**** Information shown

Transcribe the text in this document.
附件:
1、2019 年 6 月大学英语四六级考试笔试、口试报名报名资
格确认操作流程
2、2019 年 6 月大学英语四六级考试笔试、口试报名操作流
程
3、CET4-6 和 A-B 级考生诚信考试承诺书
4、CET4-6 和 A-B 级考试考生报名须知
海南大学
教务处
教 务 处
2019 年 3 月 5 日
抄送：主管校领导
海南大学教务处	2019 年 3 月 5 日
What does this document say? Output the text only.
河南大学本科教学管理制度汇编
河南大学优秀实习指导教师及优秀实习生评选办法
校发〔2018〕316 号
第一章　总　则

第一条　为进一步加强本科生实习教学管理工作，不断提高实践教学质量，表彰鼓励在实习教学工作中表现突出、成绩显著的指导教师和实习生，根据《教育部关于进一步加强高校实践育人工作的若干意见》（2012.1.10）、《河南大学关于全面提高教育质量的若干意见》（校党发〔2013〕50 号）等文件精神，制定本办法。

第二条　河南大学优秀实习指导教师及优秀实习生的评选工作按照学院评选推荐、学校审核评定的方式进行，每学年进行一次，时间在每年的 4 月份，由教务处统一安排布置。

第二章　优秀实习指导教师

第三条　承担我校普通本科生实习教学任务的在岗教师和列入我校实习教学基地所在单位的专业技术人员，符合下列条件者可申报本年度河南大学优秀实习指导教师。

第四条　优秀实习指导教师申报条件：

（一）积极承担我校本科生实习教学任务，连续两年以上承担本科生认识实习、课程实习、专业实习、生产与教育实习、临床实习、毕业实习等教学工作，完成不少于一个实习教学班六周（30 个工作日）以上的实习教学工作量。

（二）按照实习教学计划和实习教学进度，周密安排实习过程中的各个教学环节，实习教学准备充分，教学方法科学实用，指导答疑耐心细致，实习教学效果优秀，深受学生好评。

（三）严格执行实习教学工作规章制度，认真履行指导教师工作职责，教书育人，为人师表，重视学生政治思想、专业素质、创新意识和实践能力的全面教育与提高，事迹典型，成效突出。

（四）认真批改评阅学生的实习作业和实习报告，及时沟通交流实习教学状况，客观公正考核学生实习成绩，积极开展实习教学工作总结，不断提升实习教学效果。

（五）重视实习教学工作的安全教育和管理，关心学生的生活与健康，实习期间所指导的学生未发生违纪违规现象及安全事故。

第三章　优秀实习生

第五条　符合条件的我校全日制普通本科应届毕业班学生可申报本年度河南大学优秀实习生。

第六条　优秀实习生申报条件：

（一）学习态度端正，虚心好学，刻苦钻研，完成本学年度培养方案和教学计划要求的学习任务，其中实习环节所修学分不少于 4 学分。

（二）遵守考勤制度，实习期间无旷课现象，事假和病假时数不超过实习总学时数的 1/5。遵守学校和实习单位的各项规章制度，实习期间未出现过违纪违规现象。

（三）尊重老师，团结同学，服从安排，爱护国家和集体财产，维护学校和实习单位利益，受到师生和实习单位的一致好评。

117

********

Work required - Retype all of the entries precisely as they are.

Answer below -
Transcribe the text in this document.
附件:
1、2019 年 6 月大学英语四六级考试笔试、口试报名报名资
格确认操作流程
2、2019 年 6 月大学英语四六级考试笔试、口试报名操作流
程
3、CET4-6 和 A-B 级考生诚信考试承诺书
4、CET4-6 和 A-B 级考试考生报名须知
海南大学
教务处
教 务 处
2019 年 3 月 5 日
抄送：主管校领导
海南大学教务处	2019 年 3 月 5 日
What does this document say? Output the text only.
河南大学本科教学管理制度汇编
河南大学优秀实习指导教师及优秀实习生评选办法
校发〔2018〕316 号
第一章　总　则

第一条　为进一步加强本科生实习教学管理工作，不断提高实践教学质量，表彰鼓励在实习教学工作中表现突出、成绩显著的指导教师和实习生，根据《教育部关于进一步加强高校实践育人工作的若干意见》（2012.1.10）、《河南大学关于全面提高教育质量的若干意见》（校党发〔2013〕50 号）等文件精神，制定本办法。

第二条　河南大学优秀实习指导教师及优秀实习生的评选工作按照学院评选推荐、学校审核评定的方式进行，每学年进行一次，时间在每年的 4 月份，由教务处统一安排布置。

第二章　优秀实习指导教师

第三条　承担我校普通本科生实习教学任务的在岗教师和列入我校实习教学基地所在单位的专业技术人员，符合下列条件者可申报本年度河南大学优秀实习指导教师。

第四条　优秀实习指导教师申报条件：

（一）积极承担我校本科生实习教学任务，连续两年以上承担本科生认识实习、课程实习、专业实习、生产与教育实习、临床实习、毕业实习等教学工作，完成不少于一个实习教学班六周（30 个工作日）以上的实习教学工作量。

（二）按照实习教学计划和实习教学进度，周密安排实习过程中的各个教学环节，实习教学准备充分，教学方法科学实用，指导答疑耐心细致，实习教学效果优秀，深受学生好评。

（三）严格执行实习教学工作规章制度，认真履行指导教师工作职责，教书育人，为人师表，重视学生政治思想、专业素质、创新意识和实践能力的全面教育与提高，事迹典型，成效突出。

（四）认真批改评阅学生的实习作业和实习报告，及时沟通交流实习教学状况，客观公正考核学生实习成绩，积极开展实习教学工作总结，不断提升实习教学效果。

（五）重视实习教学工作的安全教育和管理，关心学生的生活与健康，实习期间所指导的学生未发生违纪违规现象及安全事故。

第三章　优秀实习生

第五条　符合条件的我校全日制普通本科应届毕业班学生可申报本年度河南大学优秀实习生。

第六条　优秀实习生申报条件：

（一）学习态度端正，虚心好学，刻苦钻研，完成本学年度培养方案和教学计划要求的学习任务，其中实习环节所修学分不少于 4 学分。

（二）遵守考勤制度，实习期间无旷课现象，事假和病假时数不超过实习总学时数的 1/5。遵守学校和实习单位的各项规章制度，实习期间未出现过违纪违规现象。

（三）尊重老师，团结同学，服从安排，爱护国家和集体财产，维护学校和实习单位利益，受到师生和实习单位的一致好评。

117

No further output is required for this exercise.